>> begin Input material

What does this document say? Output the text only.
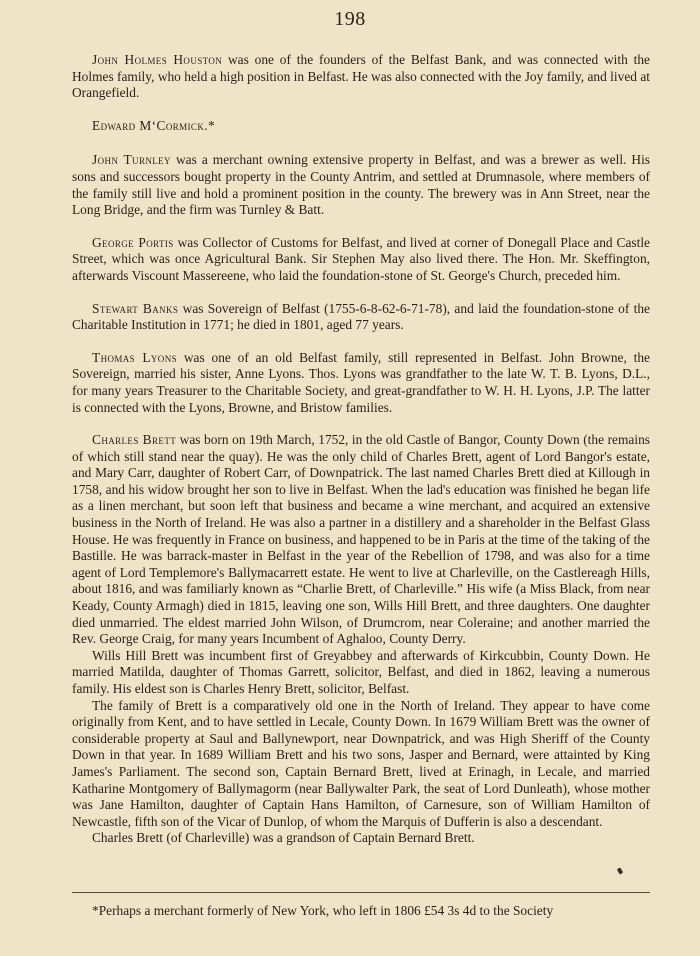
198

John Holmes Houston was one of the founders of the Belfast Bank, and was connected with the Holmes family, who held a high position in Belfast. He was also connected with the Joy family, and lived at Orangefield.

Edward M‘Cormick.*

John Turnley was a merchant owning extensive property in Belfast, and was a brewer as well. His sons and successors bought property in the County Antrim, and settled at Drumnasole, where members of the family still live and hold a prominent position in the county. The brewery was in Ann Street, near the Long Bridge, and the firm was Turnley & Batt.

George Portis was Collector of Customs for Belfast, and lived at corner of Donegall Place and Castle Street, which was once Agricultural Bank. Sir Stephen May also lived there. The Hon. Mr. Skeffington, afterwards Viscount Massereene, who laid the foundation-stone of St. George's Church, preceded him.

Stewart Banks was Sovereign of Belfast (1755-6-8-62-6-71-78), and laid the foundation-stone of the Charitable Institution in 1771; he died in 1801, aged 77 years.

Thomas Lyons was one of an old Belfast family, still represented in Belfast. John Browne, the Sovereign, married his sister, Anne Lyons. Thos. Lyons was grandfather to the late W. T. B. Lyons, D.L., for many years Treasurer to the Charitable Society, and great-grandfather to W. H. H. Lyons, J.P. The latter is connected with the Lyons, Browne, and Bristow families.

Charles Brett was born on 19th March, 1752, in the old Castle of Bangor, County Down (the remains of which still stand near the quay). He was the only child of Charles Brett, agent of Lord Bangor's estate, and Mary Carr, daughter of Robert Carr, of Downpatrick. The last named Charles Brett died at Killough in 1758, and his widow brought her son to live in Belfast. When the lad's education was finished he began life as a linen merchant, but soon left that business and became a wine merchant, and acquired an extensive business in the North of Ireland. He was also a partner in a distillery and a shareholder in the Belfast Glass House. He was frequently in France on business, and happened to be in Paris at the time of the taking of the Bastille. He was barrack-master in Belfast in the year of the Rebellion of 1798, and was also for a time agent of Lord Templemore's Ballymacarrett estate. He went to live at Charleville, on the Castlereagh Hills, about 1816, and was familiarly known as “Charlie Brett, of Charleville.” His wife (a Miss Black, from near Keady, County Armagh) died in 1815, leaving one son, Wills Hill Brett, and three daughters. One daughter died unmarried. The eldest married John Wilson, of Drumcrom, near Coleraine; and another married the Rev. George Craig, for many years Incumbent of Aghaloo, County Derry.

Wills Hill Brett was incumbent first of Greyabbey and afterwards of Kirkcubbin, County Down. He married Matilda, daughter of Thomas Garrett, solicitor, Belfast, and died in 1862, leaving a numerous family. His eldest son is Charles Henry Brett, solicitor, Belfast.

The family of Brett is a comparatively old one in the North of Ireland. They appear to have come originally from Kent, and to have settled in Lecale, County Down. In 1679 William Brett was the owner of considerable property at Saul and Ballynewport, near Downpatrick, and was High Sheriff of the County Down in that year. In 1689 William Brett and his two sons, Jasper and Bernard, were attainted by King James's Parliament. The second son, Captain Bernard Brett, lived at Erinagh, in Lecale, and married Katharine Montgomery of Ballymagorm (near Ballywalter Park, the seat of Lord Dunleath), whose mother was Jane Hamilton, daughter of Captain Hans Hamilton, of Carnesure, son of William Hamilton of Newcastle, fifth son of the Vicar of Dunlop, of whom the Marquis of Dufferin is also a descendant.

Charles Brett (of Charleville) was a grandson of Captain Bernard Brett.

*Perhaps a merchant formerly of New York, who left in 1806 £54 3s 4d to the Society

>> end Input material

- _What is expected_
Find all the lines containing "foundation" in the material, then copy them.

- _Result_
George Portis was Collector of Customs for Belfast, and lived at corner of Donegall Place and Castle Street, which was once Agricultural Bank. Sir Stephen May also lived there. The Hon. Mr. Skeffington, afterwards Viscount Massereene, who laid the foundation-stone of St. George's Church, preceded him.
Stewart Banks was Sovereign of Belfast (1755-6-8-62-6-71-78), and laid the foundation-stone of the Charitable Institution in 1771; he died in 1801, aged 77 years.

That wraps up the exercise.